%%
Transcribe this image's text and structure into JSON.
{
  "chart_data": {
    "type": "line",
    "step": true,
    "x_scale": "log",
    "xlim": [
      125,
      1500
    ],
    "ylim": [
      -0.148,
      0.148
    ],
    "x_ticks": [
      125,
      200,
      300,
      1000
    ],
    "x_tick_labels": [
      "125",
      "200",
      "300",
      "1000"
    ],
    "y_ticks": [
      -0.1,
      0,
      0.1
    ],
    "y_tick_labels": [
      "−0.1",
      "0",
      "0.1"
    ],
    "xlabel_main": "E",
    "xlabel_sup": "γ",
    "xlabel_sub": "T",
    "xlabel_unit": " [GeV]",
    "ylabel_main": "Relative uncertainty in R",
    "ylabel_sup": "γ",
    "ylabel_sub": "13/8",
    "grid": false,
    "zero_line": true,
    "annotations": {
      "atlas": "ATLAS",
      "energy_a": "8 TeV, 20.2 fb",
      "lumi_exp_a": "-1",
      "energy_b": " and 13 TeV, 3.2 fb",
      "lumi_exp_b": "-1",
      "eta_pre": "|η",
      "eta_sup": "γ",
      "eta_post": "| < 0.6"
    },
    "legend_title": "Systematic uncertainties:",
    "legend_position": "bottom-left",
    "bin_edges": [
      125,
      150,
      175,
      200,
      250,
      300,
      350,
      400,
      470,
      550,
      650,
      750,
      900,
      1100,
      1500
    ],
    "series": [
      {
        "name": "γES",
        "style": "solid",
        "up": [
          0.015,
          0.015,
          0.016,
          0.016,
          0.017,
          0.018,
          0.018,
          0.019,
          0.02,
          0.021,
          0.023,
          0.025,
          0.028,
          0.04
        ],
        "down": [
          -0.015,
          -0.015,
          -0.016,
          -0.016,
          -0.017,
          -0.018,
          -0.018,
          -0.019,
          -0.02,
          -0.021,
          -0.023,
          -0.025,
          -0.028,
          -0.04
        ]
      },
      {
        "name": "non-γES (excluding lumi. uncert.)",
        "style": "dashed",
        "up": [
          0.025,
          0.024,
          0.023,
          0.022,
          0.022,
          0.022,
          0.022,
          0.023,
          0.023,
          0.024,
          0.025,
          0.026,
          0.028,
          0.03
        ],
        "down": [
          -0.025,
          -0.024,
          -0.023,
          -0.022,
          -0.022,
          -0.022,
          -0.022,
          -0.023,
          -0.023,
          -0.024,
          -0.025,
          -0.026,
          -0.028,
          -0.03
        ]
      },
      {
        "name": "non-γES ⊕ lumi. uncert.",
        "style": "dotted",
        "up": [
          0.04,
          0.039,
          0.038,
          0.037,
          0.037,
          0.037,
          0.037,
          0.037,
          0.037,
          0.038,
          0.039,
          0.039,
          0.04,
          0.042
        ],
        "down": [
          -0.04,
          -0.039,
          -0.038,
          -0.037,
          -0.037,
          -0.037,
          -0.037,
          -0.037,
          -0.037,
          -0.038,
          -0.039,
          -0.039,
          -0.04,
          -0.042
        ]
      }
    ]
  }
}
%%
%%
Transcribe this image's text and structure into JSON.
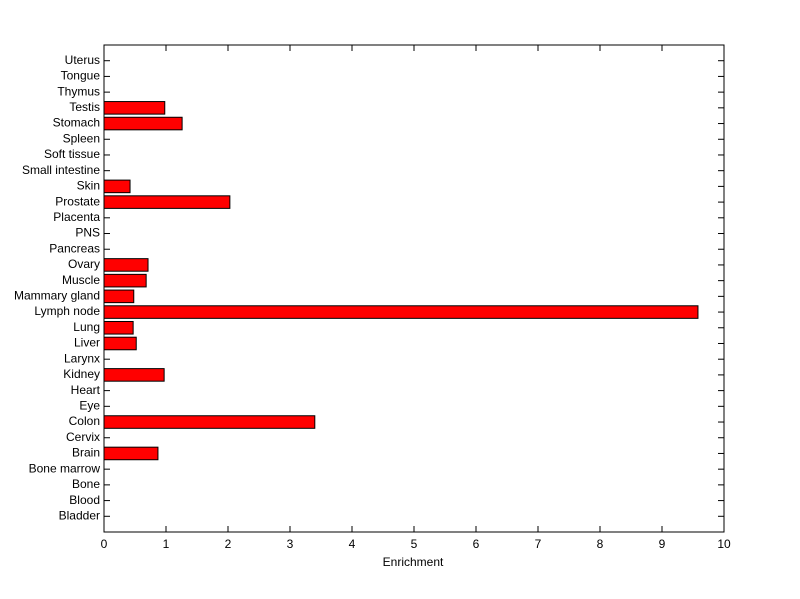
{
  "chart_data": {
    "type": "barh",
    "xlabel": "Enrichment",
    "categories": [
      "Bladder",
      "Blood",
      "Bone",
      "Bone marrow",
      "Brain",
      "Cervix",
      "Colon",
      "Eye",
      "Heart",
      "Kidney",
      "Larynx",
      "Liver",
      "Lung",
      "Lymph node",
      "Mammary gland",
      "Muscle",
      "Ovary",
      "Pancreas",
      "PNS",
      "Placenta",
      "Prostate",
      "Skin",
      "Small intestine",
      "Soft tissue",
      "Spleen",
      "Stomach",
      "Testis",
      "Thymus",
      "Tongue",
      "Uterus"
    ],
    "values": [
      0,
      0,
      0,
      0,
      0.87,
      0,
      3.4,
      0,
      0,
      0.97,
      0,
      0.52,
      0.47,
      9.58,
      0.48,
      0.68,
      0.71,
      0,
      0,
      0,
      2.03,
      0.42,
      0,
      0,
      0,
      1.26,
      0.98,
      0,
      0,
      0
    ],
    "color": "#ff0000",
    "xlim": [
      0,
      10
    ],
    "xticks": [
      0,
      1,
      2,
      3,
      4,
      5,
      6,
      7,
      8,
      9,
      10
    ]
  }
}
%%
WORK REQUIRED: Return all the lines that contain the string "style".

SOLUTION FOR THIS TASK:
        "style": "solid",
        "style": "dashed",
        "style": "dotted",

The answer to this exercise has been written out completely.